#### TASK TO CARRY OUT:
List every line below containing "акты".

#### RECORDS SUPPLIED:

· · · · · · ·

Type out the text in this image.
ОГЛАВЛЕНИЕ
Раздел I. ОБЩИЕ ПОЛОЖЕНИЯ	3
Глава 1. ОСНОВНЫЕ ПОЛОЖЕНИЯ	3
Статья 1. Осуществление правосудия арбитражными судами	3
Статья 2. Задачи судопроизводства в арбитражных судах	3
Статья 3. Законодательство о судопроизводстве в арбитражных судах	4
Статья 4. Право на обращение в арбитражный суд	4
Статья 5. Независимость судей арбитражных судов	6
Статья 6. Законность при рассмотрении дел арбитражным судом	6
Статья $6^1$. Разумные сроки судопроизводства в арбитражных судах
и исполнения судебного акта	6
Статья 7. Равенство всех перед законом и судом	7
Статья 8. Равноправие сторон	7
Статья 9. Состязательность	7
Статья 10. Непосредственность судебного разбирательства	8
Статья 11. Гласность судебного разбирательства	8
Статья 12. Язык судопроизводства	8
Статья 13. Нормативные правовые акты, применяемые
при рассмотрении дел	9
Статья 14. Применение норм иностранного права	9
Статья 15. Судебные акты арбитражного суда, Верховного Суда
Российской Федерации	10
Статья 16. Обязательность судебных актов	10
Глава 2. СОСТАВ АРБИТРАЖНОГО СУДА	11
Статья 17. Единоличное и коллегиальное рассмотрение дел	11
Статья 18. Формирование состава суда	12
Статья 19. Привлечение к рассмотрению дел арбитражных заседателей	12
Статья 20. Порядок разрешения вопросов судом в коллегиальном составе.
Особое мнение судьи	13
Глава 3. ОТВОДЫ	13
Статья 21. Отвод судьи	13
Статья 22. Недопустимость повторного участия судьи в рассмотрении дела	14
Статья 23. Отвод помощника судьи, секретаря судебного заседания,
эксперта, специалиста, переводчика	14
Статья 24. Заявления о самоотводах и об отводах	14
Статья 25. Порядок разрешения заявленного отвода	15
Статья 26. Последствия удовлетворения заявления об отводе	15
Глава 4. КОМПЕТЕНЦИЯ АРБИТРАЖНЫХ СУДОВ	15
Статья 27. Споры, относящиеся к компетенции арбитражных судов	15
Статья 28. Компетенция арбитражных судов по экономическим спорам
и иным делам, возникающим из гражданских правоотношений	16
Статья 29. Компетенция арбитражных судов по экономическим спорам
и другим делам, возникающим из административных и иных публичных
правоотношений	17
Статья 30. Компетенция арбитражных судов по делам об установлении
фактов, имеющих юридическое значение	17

· · · · · · ·

#### OUTPUT FOR THIS EXERCISE:
Статья 13. Нормативные правовые акты, применяемые
Статья 15. Судебные акты арбитражного суда, Верховного Суда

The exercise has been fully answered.